- What the task asks -
Copy the material from its beginning through the line that contains "colorbar-label: 350 <box>595", swapping "screenshot" for "image" and leaving everything else unchanged.

- Record excerpts -
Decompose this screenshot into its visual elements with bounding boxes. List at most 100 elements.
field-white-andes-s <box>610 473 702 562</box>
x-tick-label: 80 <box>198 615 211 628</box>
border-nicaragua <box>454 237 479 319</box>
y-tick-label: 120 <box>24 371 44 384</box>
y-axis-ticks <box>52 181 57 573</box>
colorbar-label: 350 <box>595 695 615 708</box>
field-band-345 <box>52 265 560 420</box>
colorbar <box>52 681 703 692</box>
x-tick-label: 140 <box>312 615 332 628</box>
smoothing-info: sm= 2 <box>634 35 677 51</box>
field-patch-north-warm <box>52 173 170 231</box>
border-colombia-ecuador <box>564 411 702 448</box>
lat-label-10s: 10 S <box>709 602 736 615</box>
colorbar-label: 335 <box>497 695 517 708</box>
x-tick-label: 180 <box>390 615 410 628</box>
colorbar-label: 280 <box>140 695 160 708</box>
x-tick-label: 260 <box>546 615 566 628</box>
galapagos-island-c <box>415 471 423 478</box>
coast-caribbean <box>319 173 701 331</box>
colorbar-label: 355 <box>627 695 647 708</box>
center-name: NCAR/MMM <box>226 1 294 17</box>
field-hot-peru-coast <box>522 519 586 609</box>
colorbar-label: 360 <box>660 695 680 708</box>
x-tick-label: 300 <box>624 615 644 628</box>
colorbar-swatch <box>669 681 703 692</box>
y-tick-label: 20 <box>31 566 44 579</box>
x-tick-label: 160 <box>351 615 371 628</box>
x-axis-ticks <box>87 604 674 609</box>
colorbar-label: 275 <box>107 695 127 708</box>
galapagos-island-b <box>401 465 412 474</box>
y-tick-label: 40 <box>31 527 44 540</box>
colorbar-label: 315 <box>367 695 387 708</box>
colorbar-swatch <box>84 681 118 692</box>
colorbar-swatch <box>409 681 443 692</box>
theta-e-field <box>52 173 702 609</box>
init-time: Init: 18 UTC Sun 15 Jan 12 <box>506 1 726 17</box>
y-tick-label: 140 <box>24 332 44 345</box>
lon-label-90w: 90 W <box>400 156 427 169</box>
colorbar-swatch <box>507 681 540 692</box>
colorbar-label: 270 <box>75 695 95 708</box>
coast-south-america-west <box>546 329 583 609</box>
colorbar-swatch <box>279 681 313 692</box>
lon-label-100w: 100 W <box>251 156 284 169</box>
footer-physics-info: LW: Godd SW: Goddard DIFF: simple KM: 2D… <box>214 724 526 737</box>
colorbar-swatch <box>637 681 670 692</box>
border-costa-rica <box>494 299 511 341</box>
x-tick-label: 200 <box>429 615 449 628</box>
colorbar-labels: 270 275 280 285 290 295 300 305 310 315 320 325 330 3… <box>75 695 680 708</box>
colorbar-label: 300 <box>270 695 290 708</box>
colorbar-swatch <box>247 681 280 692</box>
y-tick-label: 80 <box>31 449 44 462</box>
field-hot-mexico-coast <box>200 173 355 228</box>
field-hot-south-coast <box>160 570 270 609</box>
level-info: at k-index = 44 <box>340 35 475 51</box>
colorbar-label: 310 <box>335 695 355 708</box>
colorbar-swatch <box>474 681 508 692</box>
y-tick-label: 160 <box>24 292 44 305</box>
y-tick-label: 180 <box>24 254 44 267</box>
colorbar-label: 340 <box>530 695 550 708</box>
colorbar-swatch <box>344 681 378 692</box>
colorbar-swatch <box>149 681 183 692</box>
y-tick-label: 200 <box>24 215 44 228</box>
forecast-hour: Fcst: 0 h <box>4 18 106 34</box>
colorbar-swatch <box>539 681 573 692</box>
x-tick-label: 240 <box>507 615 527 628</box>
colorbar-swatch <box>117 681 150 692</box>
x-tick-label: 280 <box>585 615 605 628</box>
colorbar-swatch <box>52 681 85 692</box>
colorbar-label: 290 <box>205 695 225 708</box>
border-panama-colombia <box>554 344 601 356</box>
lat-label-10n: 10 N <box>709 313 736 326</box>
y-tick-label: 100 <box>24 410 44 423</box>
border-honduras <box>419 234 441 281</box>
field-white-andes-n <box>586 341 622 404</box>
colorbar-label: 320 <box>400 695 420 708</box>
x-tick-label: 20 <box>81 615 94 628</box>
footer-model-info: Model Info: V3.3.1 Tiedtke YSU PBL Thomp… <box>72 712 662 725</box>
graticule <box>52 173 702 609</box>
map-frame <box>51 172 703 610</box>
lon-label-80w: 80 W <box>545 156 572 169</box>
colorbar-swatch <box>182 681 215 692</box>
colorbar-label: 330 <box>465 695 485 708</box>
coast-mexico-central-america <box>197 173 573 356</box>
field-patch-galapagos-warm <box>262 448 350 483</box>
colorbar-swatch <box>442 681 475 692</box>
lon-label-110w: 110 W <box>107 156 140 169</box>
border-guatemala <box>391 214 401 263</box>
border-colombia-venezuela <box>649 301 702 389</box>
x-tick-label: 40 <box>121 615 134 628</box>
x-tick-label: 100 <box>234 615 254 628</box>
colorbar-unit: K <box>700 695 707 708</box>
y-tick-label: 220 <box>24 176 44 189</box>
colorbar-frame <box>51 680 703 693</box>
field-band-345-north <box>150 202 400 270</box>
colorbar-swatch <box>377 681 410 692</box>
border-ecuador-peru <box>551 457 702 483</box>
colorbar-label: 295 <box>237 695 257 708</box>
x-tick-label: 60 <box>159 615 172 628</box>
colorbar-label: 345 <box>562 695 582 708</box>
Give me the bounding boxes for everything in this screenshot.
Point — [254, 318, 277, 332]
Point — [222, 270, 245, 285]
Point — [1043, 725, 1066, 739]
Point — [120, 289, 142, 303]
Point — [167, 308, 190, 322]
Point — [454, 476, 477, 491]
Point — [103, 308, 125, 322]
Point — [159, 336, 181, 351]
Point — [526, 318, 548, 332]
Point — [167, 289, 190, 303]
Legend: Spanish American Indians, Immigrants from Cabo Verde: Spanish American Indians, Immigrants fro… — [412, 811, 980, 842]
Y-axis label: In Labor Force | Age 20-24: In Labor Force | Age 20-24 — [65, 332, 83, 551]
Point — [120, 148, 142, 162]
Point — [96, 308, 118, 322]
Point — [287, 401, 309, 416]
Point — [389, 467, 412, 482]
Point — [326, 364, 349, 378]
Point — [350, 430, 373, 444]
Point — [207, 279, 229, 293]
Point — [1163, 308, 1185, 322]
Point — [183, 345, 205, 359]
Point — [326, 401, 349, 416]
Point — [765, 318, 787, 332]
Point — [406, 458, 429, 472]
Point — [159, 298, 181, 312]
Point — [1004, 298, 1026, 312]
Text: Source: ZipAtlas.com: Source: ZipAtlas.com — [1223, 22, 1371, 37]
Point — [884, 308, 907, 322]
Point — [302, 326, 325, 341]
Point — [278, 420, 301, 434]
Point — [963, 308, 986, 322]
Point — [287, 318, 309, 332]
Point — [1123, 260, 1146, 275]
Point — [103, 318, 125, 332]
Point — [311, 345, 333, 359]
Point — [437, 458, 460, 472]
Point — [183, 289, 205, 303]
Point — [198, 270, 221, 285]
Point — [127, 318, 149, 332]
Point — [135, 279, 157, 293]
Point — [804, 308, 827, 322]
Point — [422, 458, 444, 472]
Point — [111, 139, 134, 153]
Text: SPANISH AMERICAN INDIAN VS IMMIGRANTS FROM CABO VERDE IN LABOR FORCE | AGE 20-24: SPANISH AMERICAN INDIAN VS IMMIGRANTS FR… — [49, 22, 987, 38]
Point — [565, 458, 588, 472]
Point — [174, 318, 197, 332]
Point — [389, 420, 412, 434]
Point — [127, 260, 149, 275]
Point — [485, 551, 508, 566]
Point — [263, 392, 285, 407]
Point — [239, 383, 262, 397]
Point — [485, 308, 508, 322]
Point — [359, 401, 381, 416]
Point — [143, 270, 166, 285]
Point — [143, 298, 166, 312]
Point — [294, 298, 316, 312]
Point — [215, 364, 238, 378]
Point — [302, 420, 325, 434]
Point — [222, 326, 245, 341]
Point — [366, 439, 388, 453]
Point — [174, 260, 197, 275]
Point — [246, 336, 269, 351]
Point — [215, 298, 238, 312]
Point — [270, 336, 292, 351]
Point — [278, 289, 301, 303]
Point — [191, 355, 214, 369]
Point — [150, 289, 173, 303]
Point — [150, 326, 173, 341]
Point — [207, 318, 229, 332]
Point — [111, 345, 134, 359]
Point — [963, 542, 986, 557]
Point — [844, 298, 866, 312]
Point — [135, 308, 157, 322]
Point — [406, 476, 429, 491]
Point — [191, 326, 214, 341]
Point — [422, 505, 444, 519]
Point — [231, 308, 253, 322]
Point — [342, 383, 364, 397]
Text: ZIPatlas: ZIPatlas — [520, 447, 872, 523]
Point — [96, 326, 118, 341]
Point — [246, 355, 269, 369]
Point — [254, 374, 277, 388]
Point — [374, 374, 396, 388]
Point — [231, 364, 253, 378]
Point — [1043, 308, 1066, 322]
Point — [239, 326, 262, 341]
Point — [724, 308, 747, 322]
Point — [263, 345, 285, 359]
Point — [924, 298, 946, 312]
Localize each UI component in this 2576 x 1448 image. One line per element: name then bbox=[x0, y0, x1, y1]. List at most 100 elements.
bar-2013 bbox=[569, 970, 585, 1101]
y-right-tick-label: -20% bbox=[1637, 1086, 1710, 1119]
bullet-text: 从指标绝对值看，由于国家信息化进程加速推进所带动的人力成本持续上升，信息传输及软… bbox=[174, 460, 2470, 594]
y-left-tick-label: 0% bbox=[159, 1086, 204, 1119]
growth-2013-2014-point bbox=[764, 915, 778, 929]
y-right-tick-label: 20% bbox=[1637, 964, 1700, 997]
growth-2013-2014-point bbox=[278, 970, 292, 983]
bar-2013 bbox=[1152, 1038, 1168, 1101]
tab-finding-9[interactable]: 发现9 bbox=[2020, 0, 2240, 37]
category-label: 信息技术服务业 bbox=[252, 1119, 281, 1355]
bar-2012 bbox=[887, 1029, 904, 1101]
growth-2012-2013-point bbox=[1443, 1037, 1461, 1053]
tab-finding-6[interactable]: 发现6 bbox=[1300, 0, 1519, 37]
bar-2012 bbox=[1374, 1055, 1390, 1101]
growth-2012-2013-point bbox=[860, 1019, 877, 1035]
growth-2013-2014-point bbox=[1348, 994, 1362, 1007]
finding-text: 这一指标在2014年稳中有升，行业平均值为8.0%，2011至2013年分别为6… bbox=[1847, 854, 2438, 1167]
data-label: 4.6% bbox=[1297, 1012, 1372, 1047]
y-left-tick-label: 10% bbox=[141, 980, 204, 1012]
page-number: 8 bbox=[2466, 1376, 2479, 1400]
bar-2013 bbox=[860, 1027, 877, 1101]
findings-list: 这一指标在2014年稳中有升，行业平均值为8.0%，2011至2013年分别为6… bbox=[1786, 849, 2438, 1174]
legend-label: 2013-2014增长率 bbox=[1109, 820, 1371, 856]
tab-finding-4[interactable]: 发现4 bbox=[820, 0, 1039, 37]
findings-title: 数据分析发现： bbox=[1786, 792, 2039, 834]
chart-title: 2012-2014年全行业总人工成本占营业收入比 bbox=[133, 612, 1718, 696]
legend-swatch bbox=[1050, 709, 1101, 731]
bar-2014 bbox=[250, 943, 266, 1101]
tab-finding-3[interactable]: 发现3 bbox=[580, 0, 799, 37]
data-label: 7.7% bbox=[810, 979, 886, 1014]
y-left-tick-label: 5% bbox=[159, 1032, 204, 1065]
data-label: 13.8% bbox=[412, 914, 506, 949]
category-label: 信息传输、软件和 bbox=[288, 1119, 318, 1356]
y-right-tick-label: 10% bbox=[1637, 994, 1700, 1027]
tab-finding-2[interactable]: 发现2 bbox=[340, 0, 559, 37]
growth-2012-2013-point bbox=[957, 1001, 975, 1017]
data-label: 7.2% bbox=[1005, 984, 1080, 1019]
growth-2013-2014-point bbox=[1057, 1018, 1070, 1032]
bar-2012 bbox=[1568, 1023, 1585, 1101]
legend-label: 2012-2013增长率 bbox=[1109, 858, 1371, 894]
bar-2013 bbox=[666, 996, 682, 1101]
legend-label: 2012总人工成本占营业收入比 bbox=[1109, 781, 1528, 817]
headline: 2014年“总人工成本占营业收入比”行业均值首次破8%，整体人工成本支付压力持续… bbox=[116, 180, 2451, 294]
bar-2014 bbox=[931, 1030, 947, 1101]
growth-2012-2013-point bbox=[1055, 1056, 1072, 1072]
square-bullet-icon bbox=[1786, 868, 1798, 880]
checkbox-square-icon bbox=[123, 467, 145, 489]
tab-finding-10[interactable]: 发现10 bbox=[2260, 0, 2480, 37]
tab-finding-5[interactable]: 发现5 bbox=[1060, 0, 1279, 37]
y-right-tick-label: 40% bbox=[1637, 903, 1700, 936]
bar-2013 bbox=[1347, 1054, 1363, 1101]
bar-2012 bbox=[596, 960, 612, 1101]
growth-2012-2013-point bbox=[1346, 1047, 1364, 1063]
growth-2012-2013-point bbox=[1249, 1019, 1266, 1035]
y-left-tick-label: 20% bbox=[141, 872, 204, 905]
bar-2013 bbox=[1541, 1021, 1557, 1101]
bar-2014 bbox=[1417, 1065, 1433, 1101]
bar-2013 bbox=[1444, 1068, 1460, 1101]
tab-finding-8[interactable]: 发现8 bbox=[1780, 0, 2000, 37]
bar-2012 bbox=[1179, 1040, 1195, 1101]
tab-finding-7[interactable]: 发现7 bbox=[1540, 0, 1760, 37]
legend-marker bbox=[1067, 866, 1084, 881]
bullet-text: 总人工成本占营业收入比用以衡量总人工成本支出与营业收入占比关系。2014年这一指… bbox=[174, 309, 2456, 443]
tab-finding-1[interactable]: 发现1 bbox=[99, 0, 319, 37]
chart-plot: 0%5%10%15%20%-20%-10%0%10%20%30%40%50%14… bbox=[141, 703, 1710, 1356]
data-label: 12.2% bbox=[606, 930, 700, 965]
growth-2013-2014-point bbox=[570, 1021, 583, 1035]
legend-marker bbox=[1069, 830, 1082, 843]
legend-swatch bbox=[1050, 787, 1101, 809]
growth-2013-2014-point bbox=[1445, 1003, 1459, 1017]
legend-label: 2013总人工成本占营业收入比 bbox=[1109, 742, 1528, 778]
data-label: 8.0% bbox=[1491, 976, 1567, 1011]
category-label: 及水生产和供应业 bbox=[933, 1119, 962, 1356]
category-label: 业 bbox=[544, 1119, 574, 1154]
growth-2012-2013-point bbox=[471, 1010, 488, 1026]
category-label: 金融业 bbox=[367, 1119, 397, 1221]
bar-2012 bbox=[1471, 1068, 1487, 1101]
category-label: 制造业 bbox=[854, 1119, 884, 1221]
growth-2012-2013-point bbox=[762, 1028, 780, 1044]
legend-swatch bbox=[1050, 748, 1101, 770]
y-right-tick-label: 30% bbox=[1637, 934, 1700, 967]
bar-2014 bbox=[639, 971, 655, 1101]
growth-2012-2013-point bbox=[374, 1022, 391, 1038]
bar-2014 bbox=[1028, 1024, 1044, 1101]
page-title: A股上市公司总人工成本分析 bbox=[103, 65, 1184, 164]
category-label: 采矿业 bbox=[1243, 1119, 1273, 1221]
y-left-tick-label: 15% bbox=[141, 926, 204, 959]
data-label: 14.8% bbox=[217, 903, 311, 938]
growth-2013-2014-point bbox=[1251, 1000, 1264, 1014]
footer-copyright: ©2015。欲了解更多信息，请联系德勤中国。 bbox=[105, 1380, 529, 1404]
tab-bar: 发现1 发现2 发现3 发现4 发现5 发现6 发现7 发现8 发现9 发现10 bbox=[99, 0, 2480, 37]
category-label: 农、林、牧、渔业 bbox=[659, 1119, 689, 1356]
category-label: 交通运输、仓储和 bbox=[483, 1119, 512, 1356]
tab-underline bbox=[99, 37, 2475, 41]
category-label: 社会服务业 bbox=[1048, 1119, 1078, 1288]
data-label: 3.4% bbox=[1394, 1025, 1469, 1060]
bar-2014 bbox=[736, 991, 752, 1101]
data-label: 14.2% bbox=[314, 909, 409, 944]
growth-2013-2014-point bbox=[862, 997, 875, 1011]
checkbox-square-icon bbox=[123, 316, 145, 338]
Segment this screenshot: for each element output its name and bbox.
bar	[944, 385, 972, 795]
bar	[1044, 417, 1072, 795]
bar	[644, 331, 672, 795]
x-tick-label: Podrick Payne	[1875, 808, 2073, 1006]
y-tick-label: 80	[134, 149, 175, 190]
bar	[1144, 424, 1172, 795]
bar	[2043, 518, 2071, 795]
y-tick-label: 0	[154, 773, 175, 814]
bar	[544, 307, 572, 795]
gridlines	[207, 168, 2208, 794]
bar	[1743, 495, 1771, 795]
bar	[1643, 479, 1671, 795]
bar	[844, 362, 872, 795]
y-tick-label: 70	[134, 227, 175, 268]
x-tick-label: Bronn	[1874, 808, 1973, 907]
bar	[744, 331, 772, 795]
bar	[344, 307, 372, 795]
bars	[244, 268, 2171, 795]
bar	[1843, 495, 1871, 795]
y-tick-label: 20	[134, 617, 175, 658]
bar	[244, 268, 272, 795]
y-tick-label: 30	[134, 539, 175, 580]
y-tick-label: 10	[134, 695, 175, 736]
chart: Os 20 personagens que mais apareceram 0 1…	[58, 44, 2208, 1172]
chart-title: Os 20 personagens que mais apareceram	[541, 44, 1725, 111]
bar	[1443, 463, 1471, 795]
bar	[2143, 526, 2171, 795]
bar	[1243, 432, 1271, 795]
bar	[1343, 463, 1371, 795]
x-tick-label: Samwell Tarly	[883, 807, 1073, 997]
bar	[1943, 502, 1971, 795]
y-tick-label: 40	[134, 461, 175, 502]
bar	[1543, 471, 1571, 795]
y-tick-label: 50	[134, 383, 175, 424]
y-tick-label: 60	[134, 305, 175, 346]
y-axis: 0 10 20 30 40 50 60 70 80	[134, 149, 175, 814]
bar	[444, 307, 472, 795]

- Full answer -
Decompose this image into its visual elements with bounding boxes. List at most 100 elements.
field-white-andes-s <box>610 473 702 562</box>
x-tick-label: 80 <box>198 615 211 628</box>
border-nicaragua <box>454 237 479 319</box>
y-tick-label: 120 <box>24 371 44 384</box>
y-axis-ticks <box>52 181 57 573</box>
colorbar-label: 350 <box>595 695 615 708</box>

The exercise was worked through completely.